◆ DOCUMENT
· · · · ·
CHAPITRE XXXIX LA DERNIÈRE TENTATIVE

De toutes les prisons de la Révolution, la Conciergerie, cette « antichambre de la mort », est celle qui est soumise aux règlements les plus sévères. Cette vieille construction de pierre aux murs impénétrables, aux portes épaisses, bardées de fer, aux couloirs barricadés, aux fenêtres grillées, entourée de sentinelles, pourrait porter sur son fronton la parole de Dante : Lasciate ogni speranza…

Un système de surveillance, ayant fait ses preuves pendant de longues années et terriblement renforcé depuis les incarcérations en masse de la Terreur, y rend impossible toute relation avec le monde extérieur. Aucune lettre ne peut être transmise au-dehors, aucune visite n’est possible, car le personnel n’est pas composé ici de gardiens amateurs comme au Temple, mais de geôliers de métier prévenus contre toutes les ruses ; en outre, pour plus de précaution, des « moutons », ou mouchards professionnels, qui dénonceraient à l’avance aux autorités toute tentative d’évasion, sont mêlés aux prisonniers. On pourrait donc croire qu’avec un pareil système toute résistance individuelle est d’avance vouée à l’échec.
· · · · ·
◆ EXTRAIT DES DONNÉES
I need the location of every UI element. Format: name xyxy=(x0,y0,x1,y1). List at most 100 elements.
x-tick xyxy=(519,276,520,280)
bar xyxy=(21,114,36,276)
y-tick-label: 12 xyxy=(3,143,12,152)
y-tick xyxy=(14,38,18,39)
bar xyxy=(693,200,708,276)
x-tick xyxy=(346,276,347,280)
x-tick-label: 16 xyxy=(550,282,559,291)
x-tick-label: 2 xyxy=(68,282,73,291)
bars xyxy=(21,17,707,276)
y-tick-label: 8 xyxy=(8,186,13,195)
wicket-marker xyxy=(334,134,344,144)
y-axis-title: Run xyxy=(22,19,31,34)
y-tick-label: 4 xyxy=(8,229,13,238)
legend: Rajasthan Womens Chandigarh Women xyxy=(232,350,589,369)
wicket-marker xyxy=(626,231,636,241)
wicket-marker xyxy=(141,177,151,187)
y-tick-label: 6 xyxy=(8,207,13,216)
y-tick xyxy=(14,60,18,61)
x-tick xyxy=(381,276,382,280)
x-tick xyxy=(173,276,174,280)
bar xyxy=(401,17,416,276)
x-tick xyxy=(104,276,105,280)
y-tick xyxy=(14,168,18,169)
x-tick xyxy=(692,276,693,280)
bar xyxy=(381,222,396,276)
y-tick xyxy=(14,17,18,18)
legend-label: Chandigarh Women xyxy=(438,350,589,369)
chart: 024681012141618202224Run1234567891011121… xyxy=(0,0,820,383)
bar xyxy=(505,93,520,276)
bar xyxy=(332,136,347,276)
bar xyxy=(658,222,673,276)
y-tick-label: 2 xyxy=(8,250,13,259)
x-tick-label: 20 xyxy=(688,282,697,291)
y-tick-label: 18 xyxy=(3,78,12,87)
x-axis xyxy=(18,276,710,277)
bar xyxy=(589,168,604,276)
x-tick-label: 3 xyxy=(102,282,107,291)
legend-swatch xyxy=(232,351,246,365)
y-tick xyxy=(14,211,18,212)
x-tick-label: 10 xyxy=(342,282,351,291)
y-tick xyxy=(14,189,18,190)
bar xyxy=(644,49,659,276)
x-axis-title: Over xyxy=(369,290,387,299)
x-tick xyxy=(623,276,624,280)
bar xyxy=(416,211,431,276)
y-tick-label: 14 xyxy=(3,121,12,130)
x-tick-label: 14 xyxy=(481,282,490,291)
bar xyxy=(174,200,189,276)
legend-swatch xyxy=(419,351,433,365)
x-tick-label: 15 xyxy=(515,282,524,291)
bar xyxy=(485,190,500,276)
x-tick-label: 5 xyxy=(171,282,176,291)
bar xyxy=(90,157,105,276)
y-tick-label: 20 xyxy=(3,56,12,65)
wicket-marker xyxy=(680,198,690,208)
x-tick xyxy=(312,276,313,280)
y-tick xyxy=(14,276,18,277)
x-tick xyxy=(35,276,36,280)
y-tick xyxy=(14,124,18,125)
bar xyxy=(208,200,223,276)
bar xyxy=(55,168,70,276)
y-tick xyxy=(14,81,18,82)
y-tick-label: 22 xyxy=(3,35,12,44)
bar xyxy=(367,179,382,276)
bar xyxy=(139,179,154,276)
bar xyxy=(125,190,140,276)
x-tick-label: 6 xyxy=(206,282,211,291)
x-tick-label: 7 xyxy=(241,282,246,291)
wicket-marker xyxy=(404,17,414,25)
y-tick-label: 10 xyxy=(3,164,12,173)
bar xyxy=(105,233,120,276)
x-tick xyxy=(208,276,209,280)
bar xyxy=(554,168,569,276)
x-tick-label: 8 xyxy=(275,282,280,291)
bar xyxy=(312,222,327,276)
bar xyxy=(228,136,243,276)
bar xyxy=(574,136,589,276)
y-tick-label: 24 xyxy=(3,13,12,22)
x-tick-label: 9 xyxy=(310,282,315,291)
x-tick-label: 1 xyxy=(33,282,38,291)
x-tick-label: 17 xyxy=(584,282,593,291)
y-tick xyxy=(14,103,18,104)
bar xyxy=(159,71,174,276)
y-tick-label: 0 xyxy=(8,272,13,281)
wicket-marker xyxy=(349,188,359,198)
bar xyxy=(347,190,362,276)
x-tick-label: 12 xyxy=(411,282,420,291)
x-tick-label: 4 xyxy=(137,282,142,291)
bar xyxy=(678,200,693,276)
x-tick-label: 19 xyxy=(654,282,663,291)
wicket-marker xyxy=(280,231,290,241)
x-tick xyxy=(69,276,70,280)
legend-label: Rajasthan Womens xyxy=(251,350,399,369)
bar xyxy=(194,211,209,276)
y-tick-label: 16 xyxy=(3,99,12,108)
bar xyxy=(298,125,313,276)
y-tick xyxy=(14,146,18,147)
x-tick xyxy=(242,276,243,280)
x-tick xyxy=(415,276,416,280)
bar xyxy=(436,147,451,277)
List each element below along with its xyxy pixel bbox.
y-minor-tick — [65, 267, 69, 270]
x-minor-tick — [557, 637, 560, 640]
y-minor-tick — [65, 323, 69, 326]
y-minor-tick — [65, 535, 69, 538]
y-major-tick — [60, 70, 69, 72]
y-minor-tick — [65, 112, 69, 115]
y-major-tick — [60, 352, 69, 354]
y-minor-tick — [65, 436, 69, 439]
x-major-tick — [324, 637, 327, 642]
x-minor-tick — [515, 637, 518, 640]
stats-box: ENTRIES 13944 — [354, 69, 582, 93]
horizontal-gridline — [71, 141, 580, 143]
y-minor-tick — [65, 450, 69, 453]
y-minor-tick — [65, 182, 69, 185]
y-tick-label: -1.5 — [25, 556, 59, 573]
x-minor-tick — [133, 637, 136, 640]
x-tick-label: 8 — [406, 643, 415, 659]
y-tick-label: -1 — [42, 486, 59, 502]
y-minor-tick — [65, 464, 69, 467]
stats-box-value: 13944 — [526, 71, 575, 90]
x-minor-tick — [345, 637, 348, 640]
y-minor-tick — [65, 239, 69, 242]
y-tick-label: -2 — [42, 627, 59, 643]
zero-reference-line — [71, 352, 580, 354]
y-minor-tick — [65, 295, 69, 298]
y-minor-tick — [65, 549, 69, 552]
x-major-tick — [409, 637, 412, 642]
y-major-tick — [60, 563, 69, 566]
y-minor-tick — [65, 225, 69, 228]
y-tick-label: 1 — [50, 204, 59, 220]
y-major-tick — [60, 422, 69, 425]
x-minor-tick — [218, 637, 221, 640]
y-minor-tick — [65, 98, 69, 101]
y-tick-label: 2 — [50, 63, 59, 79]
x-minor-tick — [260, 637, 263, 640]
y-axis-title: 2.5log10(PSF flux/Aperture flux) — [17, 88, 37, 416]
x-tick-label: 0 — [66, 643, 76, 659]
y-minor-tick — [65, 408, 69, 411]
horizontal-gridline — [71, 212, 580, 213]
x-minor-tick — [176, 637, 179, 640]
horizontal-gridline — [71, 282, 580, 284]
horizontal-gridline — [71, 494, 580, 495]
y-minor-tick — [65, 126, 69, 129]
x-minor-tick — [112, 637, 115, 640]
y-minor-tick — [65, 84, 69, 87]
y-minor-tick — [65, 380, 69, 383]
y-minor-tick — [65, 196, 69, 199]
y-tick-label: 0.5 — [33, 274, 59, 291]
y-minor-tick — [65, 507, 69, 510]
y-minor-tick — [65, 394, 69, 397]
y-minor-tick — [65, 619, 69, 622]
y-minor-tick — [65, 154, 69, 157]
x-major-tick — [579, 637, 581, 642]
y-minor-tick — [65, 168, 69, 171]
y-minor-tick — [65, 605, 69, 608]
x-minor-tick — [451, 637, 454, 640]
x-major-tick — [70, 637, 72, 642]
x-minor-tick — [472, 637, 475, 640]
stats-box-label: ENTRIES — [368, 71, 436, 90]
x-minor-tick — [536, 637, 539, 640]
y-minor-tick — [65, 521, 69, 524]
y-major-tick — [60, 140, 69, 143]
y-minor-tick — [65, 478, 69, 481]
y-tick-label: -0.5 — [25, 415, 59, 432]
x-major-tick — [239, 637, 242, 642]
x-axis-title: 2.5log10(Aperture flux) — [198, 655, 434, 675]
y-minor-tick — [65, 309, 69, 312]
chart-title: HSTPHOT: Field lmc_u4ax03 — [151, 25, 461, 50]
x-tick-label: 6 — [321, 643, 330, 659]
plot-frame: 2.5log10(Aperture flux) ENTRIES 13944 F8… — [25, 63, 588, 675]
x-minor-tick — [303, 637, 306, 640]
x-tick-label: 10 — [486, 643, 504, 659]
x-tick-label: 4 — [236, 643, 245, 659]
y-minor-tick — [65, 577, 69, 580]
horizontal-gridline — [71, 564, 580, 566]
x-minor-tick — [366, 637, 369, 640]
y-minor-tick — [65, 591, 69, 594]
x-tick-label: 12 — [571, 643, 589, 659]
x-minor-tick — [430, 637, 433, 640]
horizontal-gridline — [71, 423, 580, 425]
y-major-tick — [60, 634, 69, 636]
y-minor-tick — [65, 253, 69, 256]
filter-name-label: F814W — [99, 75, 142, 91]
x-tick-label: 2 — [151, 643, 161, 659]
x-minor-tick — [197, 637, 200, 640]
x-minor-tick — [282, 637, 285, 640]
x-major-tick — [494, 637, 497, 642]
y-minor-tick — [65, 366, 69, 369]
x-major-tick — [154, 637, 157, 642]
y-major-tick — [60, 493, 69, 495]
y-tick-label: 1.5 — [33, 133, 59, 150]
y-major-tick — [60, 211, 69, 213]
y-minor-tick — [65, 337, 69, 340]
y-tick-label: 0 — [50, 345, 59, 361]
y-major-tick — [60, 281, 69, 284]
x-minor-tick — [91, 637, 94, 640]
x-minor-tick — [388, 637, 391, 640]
· · · · ·
◆ LISTE DES TÂCHES
[A] Indiquez si chacune des affirmations suivantes concorde avec le document sur la Conciergerie : (i) la Conciergerie est entourée de sentinelles ; (ii) à la Conciergerie, comme au Temple, le personnel se compose de gardiens amateurs ; (iii) les prisonniers de la Conciergerie peuvent recevoir des visites. Pour chacune, répondez par oui ou par non et citez textuellement les mots du document qui tranchent.
[B] Reproduisez à l’identique le passage du document sur la Conciergerie qui commence par « Un système de » et se poursuit jusqu’à « vouée à l’échec. » inclus.

◆ RÉPONSES RÉDIGÉES
[A]
(i) Oui : « entourée de sentinelles ».
(ii) Non : « le personnel n’est pas composé ici de gardiens amateurs comme au Temple, mais de geôliers de métier ».
(iii) Non : « aucune visite n’est possible ».

[B]
Un système de surveillance, ayant fait ses preuves pendant de longues années et terriblement renforcé depuis les incarcérations en masse de la Terreur, y rend impossible toute relation avec le monde extérieur. Aucune lettre ne peut être transmise au-dehors, aucune visite n’est possible, car le personnel n’est pas composé ici de gardiens amateurs comme au Temple, mais de geôliers de métier prévenus contre toutes les ruses ; en outre, pour plus de précaution, des « moutons », ou mouchards professionnels, qui dénonceraient à l’avance aux autorités toute tentative d’évasion, sont mêlés aux prisonniers. On pourrait donc croire qu’avec un pareil système toute résistance individuelle est d’avance vouée à l’échec.